### Document passage ###

Women, the magic elves of Christmas . . . but no pressure

There seems to be an unspoken and unwritten rule in even the most feminist-forward households that Women Are in Charge of Christmas. Women are the wonder-makers, the elves. We may delegate some responsibilities, but the red-nosed buck stops with us.

Xmas stressYesterday while waiting in line at the post office, I did an unofficial count: nine out of the ten customers ahead of me were women.

There we were, each weighed down with packages to ship to far-flung family members. I’m going to go out on an evergreen limb here and guess that these women were also the ones who had chosen and wrapped the presents in question.

I’m also speculating they were the ones who hung the stockings by the chimney with care and baked cookies for their children’s class party. And figured out workarounds for everyone’s dietary allergies for the Christmas menu. And remembered every December morning to stick each child’s piece of candy in the Advent calendar, because the kids  weren’t going to get nearly enough sugar the rest of the day.


In any case, we all had one thing in common: we looked very tired.

Last night one of my cousins posted on Facebook that she was sick of worrying about getting the perfect  present for everyone and just wanted to skip the “Santa crap” to get to what is at the heart of Christmas for her: Family and Mass.

I think a lot of women can relate. It’s not that we don’t love Christmas. We do, or most of us do. But the holiday comes with more baggage than Santa’s laden sleigh—the struggle to create the perfect Christmas (or to be perceived by others as having created the perfect Christmas), the worries about money and overscheduled calendars, the 11:59 Christmas Eve struggle to put together the ^^*(%#ing toy train set so it will be just right a few hours later when the youngest family members tear downstairs.

### Dataset records ###

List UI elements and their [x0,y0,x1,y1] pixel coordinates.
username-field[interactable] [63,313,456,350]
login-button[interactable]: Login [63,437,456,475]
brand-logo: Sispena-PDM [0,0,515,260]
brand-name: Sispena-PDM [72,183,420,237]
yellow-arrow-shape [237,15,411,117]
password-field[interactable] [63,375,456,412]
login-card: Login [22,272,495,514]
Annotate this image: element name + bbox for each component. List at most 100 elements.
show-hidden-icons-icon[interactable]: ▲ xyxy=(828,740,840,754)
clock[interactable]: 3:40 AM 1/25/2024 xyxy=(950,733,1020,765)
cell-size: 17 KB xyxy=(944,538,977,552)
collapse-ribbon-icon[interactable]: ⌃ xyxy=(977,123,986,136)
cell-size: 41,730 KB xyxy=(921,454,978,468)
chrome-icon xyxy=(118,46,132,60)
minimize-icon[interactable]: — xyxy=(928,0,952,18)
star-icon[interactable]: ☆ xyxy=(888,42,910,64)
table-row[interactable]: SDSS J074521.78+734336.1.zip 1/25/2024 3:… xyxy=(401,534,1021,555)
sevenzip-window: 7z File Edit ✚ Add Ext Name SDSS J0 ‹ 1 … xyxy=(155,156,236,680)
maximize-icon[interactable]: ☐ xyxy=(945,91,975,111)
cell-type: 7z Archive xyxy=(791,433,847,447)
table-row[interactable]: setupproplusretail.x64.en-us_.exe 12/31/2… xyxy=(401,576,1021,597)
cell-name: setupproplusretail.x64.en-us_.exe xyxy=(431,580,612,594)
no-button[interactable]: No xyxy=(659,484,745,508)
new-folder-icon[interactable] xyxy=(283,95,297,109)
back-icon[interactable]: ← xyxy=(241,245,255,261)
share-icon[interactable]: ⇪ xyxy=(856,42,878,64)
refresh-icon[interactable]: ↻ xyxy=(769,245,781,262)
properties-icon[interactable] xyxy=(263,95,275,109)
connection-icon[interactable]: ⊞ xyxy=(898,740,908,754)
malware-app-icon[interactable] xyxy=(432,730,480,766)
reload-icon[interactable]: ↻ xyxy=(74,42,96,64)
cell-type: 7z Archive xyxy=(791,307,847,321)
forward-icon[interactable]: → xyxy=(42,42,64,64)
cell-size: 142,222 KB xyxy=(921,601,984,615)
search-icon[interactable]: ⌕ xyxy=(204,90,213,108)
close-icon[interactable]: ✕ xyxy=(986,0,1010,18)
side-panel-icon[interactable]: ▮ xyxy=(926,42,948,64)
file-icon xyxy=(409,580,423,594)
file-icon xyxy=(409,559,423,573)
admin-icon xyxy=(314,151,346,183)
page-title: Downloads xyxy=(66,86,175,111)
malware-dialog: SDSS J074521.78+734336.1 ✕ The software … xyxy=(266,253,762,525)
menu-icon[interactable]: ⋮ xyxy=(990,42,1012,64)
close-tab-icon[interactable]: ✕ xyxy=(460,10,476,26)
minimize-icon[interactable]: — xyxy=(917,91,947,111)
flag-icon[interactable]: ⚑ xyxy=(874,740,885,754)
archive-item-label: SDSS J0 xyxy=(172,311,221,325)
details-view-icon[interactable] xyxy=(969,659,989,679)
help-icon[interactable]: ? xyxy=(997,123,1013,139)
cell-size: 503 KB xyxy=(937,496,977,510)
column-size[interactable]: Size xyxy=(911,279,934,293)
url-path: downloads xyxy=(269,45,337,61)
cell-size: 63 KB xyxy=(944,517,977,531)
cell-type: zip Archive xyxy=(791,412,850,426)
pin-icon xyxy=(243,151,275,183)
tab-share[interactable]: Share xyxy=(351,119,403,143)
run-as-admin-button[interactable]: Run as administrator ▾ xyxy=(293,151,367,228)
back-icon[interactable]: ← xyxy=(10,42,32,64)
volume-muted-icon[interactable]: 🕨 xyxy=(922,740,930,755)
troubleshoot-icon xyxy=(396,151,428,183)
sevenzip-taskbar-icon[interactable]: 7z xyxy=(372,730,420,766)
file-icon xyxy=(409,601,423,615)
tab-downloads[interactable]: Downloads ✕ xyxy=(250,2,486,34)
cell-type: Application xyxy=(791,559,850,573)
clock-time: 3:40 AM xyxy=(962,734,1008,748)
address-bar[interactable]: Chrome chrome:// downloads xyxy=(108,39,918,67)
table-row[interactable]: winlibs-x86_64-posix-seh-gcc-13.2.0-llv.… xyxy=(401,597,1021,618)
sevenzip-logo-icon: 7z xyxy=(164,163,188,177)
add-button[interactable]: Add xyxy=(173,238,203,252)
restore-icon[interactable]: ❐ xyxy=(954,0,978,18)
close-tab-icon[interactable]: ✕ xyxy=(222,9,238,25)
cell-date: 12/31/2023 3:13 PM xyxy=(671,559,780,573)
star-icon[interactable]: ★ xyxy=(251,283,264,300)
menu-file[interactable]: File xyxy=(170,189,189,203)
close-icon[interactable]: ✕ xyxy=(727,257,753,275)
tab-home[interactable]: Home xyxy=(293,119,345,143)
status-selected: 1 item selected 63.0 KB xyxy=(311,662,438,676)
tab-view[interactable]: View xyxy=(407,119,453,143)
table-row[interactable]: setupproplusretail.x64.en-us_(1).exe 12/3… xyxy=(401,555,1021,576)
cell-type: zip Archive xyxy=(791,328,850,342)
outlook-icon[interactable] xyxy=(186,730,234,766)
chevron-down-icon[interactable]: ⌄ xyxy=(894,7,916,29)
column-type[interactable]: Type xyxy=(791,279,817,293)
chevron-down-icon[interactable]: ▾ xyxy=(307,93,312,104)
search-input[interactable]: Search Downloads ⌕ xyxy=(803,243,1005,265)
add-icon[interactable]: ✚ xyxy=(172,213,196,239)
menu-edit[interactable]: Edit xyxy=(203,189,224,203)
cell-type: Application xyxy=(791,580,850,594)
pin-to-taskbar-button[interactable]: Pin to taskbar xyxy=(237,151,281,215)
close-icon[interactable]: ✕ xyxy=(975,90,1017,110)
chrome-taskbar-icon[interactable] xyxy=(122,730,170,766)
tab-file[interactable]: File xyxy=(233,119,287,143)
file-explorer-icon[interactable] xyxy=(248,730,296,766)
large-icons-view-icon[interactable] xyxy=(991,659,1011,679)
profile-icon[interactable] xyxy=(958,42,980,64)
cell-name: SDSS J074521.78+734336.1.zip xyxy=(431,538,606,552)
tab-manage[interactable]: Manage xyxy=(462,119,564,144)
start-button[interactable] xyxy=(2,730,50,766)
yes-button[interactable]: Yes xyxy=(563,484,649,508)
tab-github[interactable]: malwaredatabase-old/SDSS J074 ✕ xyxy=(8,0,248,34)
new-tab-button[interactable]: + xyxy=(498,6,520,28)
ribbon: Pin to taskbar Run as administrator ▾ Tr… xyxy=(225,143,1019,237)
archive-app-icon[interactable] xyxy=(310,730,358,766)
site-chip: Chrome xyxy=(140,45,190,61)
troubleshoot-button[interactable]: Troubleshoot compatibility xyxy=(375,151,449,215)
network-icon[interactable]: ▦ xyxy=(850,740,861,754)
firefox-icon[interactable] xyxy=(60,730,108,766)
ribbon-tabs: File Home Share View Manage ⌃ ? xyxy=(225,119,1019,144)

###

Exercises:
• 1. Do these statements agree with the essay about women and Christmas? (a) The writer counted nine women among the ten customers ahead of her in line. (b) The cousin posted her complaint on Instagram. (c) The cousin named family and Mass as the heart of Christmas for her. Answer yes or no for each and quote the deciding words of the essay.
• 2. In the essay about women and Christmas, where was the writer waiting in line yesterday?
• 3. Pick up the essay about women and Christmas after its last sentence and continue it.
The entries are not needed for what follows.

Results in order:
• 1.
(a) Yes: "nine out of the ten customers ahead of me were women."
(b) No: "Last night one of my cousins posted on Facebook"
(c) Yes: "to get to what is at the heart of Christmas for her: Family and Mass."

• 2. At the post office.

• 3.
And it’s not that men don’t help with Christmas. Most do, in my experience. But there seems to be an unspoken and unwritten rule in even the most feminist-forward households that Women Are in Charge of Christmas. Women are the wonder-makers, the elves. We may delegate some responsibilities, but the red-nosed buck stops with us.

For me the stress results in a desire to slip away for a mug of hot chocolate, a good novel, and my annual Christmas Day nap—the only problem being that I want to do this routine every afternoon from about December 10 to January 1.

My girlfriends and I feel a good deal of pressure this time of year. Everywhere there are reminders that the yuletide clock is ticking—only six more shopping days till Christmas!—and we’ve yet to find the right gift for a teenage nephew or figure out the sleeping arrangements for all the guests who are coming to stay.

I just rediscovered something funny and true in this vein, from Rachel Held Evans’s excellent memoir A Year of Biblical Womanhood. It gets to the heart of what many women are feeling right about now when—did we mention?—there are only six shopping days left until Christmas.


There seems to be some kind of universal agreement that the advances achieved through women’s liberation need not apply during the holidays. It’s as though the first trumpet peals of “It’s the Most Wonderful Time of the Year” sent blasting over the PA at Bed, Bath & Beyond are designed to trigger an internal short that shocks us all into Stepford mode, donning aprons and strained smiles and sweaters that have no business surviving another decade.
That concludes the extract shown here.